Dataset excerpt >>
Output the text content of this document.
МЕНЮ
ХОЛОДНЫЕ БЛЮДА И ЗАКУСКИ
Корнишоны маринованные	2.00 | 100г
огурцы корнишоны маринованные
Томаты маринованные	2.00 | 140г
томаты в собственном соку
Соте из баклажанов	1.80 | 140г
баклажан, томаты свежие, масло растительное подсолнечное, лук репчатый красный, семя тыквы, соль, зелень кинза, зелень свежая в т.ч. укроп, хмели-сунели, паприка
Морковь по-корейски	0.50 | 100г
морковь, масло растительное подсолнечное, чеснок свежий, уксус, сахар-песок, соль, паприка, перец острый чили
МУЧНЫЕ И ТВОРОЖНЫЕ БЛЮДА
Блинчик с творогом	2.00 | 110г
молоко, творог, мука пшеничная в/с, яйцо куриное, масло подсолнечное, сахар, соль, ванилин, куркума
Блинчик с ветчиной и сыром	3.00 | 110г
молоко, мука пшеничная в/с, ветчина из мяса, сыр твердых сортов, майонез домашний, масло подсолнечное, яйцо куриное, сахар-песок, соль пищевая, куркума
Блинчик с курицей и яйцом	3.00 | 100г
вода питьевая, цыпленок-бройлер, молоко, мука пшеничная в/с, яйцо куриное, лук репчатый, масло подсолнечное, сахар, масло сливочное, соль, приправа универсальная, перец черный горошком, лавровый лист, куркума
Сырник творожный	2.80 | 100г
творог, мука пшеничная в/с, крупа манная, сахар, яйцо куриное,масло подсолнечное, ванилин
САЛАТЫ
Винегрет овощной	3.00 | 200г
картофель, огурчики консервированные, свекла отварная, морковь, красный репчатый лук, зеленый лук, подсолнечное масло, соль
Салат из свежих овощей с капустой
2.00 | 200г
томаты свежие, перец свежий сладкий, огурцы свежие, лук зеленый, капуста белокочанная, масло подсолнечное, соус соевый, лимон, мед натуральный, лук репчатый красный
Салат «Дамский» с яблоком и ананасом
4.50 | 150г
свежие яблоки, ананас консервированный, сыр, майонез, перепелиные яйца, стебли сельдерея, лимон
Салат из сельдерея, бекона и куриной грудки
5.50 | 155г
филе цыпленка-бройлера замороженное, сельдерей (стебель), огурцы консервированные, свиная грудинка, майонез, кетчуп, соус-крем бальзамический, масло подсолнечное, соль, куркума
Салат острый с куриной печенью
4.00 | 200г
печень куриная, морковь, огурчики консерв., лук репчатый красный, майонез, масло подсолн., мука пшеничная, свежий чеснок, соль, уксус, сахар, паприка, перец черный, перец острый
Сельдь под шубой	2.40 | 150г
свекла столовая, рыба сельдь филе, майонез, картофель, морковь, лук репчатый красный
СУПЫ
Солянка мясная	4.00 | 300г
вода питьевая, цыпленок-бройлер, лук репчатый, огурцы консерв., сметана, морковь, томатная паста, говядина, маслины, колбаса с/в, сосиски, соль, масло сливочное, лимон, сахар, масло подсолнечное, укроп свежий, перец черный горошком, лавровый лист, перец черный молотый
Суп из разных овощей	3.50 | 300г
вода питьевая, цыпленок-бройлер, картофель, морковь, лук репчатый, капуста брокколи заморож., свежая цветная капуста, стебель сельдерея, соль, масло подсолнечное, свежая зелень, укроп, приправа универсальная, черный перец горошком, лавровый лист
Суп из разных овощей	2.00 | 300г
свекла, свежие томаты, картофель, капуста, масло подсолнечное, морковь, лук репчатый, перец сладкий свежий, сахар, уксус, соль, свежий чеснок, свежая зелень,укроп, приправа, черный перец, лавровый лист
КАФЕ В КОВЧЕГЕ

TASK TO CARRY OUT >> Copy out each line exactly.

ANSWER TO THE TASK >>
Output the text content of this document.
МЕНЮ
ХОЛОДНЫЕ БЛЮДА И ЗАКУСКИ
Корнишоны маринованные	2.00 | 100г
огурцы корнишоны маринованные
Томаты маринованные	2.00 | 140г
томаты в собственном соку
Соте из баклажанов	1.80 | 140г
баклажан, томаты свежие, масло растительное подсолнечное, лук репчатый красный, семя тыквы, соль, зелень кинза, зелень свежая в т.ч. укроп, хмели-сунели, паприка
Морковь по-корейски	0.50 | 100г
морковь, масло растительное подсолнечное, чеснок свежий, уксус, сахар-песок, соль, паприка, перец острый чили
МУЧНЫЕ И ТВОРОЖНЫЕ БЛЮДА
Блинчик с творогом	2.00 | 110г
молоко, творог, мука пшеничная в/с, яйцо куриное, масло подсолнечное, сахар, соль, ванилин, куркума
Блинчик с ветчиной и сыром	3.00 | 110г
молоко, мука пшеничная в/с, ветчина из мяса, сыр твердых сортов, майонез домашний, масло подсолнечное, яйцо куриное, сахар-песок, соль пищевая, куркума
Блинчик с курицей и яйцом	3.00 | 100г
вода питьевая, цыпленок-бройлер, молоко, мука пшеничная в/с, яйцо куриное, лук репчатый, масло подсолнечное, сахар, масло сливочное, соль, приправа универсальная, перец черный горошком, лавровый лист, куркума
Сырник творожный	2.80 | 100г
творог, мука пшеничная в/с, крупа манная, сахар, яйцо куриное,масло подсолнечное, ванилин
САЛАТЫ
Винегрет овощной	3.00 | 200г
картофель, огурчики консервированные, свекла отварная, морковь, красный репчатый лук, зеленый лук, подсолнечное масло, соль
Салат из свежих овощей с капустой
2.00 | 200г
томаты свежие, перец свежий сладкий, огурцы свежие, лук зеленый, капуста белокочанная, масло подсолнечное, соус соевый, лимон, мед натуральный, лук репчатый красный
Салат «Дамский» с яблоком и ананасом
4.50 | 150г
свежие яблоки, ананас консервированный, сыр, майонез, перепелиные яйца, стебли сельдерея, лимон
Салат из сельдерея, бекона и куриной грудки
5.50 | 155г
филе цыпленка-бройлера замороженное, сельдерей (стебель), огурцы консервированные, свиная грудинка, майонез, кетчуп, соус-крем бальзамический, масло подсолнечное, соль, куркума
Салат острый с куриной печенью
4.00 | 200г
печень куриная, морковь, огурчики консерв., лук репчатый красный, майонез, масло подсолн., мука пшеничная, свежий чеснок, соль, уксус, сахар, паприка, перец черный, перец острый
Сельдь под шубой	2.40 | 150г
свекла столовая, рыба сельдь филе, майонез, картофель, морковь, лук репчатый красный
СУПЫ
Солянка мясная	4.00 | 300г
вода питьевая, цыпленок-бройлер, лук репчатый, огурцы консерв., сметана, морковь, томатная паста, говядина, маслины, колбаса с/в, сосиски, соль, масло сливочное, лимон, сахар, масло подсолнечное, укроп свежий, перец черный горошком, лавровый лист, перец черный молотый
Суп из разных овощей	3.50 | 300г
вода питьевая, цыпленок-бройлер, картофель, морковь, лук репчатый, капуста брокколи заморож., свежая цветная капуста, стебель сельдерея, соль, масло подсолнечное, свежая зелень, укроп, приправа универсальная, черный перец горошком, лавровый лист
Суп из разных овощей	2.00 | 300г
свекла, свежие томаты, картофель, капуста, масло подсолнечное, морковь, лук репчатый, перец сладкий свежий, сахар, уксус, соль, свежий чеснок, свежая зелень,укроп, приправа, черный перец, лавровый лист
КАФЕ В КОВЧЕГЕ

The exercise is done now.